• [REQUIREMENTS]: Which lines hold the string "brand"? Copy every one of them.

Entries with figure data
::::::::

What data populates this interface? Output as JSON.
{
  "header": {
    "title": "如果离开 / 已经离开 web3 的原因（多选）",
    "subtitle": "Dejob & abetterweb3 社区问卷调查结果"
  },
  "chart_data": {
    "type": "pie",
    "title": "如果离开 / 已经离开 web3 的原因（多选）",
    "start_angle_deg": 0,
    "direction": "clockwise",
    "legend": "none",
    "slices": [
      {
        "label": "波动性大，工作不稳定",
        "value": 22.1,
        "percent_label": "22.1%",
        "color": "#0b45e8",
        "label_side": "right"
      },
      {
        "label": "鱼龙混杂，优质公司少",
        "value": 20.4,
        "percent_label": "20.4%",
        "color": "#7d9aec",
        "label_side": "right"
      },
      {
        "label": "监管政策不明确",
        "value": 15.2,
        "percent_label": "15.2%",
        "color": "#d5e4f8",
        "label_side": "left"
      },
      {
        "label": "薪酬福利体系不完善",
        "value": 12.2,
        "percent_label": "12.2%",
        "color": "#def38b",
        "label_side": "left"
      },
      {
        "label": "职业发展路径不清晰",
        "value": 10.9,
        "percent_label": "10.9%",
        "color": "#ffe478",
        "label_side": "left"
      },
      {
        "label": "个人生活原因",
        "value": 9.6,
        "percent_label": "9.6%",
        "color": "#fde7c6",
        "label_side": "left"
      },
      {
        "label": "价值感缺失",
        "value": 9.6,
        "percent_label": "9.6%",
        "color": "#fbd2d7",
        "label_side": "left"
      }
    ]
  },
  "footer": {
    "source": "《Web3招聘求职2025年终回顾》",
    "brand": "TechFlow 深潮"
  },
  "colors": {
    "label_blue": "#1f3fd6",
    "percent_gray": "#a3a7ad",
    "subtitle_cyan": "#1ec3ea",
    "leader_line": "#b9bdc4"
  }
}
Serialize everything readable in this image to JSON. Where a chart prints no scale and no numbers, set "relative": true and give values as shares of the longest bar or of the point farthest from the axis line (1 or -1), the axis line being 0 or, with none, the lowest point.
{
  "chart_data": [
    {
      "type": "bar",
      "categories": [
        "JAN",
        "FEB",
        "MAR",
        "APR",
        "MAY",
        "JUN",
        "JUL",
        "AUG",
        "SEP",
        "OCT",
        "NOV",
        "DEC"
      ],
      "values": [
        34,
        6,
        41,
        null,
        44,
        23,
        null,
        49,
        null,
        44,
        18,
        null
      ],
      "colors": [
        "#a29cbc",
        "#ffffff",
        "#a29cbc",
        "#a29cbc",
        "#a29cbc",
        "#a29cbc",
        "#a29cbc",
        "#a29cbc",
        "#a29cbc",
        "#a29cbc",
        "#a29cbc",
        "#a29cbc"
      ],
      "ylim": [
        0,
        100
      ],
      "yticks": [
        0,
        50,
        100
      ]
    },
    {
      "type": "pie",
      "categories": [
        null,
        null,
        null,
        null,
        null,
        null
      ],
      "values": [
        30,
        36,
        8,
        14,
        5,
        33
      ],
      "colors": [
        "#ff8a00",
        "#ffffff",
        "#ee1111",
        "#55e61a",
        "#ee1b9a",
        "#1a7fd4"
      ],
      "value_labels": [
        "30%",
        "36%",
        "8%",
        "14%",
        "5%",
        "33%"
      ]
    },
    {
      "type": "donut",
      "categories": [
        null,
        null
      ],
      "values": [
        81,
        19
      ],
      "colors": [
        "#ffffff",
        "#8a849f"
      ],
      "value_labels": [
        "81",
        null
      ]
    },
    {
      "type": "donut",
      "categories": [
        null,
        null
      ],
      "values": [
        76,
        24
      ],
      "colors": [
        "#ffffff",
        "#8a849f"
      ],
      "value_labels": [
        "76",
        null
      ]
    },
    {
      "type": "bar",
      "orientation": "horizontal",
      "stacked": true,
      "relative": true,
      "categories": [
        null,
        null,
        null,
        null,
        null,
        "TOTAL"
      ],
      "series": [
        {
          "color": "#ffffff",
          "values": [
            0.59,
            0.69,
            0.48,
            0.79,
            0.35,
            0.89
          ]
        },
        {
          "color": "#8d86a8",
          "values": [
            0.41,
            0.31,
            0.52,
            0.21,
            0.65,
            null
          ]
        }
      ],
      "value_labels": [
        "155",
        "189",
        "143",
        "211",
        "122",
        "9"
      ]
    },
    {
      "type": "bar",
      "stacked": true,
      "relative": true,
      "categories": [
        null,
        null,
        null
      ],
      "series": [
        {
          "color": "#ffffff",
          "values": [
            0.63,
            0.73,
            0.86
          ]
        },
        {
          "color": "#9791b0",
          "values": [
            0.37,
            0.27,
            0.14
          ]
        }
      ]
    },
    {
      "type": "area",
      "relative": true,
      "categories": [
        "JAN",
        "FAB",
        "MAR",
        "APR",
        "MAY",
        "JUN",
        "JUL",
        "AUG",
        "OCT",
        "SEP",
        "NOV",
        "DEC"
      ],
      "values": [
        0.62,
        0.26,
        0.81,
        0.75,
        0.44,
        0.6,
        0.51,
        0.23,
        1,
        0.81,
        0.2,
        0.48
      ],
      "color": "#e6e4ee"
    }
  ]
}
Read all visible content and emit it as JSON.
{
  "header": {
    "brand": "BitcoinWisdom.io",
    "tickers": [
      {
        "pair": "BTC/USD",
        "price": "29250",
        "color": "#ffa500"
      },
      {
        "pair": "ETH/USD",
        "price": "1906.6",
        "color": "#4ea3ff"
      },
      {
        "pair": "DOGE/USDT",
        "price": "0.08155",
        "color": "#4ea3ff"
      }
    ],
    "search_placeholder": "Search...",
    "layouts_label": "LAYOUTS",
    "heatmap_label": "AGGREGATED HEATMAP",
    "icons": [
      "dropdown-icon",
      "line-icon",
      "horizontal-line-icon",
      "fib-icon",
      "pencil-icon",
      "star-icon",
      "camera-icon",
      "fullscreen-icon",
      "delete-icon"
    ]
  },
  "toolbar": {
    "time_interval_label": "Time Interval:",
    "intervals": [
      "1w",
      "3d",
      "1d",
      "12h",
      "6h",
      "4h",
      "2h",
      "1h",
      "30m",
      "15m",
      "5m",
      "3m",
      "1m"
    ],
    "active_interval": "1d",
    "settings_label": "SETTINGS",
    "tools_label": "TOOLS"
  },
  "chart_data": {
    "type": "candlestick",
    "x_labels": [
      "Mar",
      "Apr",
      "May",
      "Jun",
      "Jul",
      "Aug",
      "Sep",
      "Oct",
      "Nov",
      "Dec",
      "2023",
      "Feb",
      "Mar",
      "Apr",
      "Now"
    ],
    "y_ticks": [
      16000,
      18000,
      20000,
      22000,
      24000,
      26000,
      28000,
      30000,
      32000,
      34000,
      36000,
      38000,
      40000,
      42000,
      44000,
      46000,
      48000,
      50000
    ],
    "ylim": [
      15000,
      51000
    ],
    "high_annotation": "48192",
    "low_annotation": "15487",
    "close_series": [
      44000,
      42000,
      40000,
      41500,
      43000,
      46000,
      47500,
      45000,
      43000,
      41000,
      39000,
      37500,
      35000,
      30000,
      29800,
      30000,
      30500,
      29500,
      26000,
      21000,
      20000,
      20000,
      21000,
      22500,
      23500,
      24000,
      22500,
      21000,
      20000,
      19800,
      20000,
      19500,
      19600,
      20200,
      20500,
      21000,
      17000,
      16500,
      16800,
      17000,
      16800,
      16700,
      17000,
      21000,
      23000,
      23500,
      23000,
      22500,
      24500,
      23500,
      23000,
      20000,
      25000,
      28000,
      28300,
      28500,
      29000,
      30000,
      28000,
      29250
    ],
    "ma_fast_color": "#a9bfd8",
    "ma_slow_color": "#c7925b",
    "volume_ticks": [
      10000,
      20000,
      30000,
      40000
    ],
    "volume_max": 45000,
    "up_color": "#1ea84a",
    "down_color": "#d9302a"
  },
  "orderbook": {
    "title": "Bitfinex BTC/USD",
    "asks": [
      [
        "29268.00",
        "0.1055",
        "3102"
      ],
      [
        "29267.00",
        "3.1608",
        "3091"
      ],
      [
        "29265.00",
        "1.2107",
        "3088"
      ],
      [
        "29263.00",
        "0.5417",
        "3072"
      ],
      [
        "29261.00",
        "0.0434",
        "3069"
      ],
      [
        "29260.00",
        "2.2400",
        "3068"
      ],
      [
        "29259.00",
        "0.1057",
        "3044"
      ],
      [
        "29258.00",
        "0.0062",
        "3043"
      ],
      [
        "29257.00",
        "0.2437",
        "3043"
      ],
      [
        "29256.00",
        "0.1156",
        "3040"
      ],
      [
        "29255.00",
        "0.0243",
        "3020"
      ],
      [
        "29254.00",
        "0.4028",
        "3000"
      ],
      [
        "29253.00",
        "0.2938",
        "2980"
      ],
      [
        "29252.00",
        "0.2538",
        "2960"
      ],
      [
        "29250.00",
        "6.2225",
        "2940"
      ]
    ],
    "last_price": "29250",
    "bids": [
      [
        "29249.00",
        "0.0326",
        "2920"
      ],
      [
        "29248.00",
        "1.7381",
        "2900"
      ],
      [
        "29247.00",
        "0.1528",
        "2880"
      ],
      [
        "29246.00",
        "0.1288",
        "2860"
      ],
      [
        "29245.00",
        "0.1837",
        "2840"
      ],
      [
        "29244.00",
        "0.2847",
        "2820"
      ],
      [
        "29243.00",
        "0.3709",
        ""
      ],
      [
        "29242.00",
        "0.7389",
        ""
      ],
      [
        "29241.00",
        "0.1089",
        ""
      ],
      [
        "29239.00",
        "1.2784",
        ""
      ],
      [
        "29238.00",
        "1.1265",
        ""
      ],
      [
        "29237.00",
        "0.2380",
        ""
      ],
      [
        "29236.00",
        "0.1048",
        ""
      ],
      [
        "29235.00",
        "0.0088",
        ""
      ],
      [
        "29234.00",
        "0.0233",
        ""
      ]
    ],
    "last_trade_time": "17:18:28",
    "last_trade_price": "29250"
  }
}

::::::::

• [CORRECT RESPONSE]:
    "brand": "TechFlow 深潮"
    "brand": "BitcoinWisdom.io",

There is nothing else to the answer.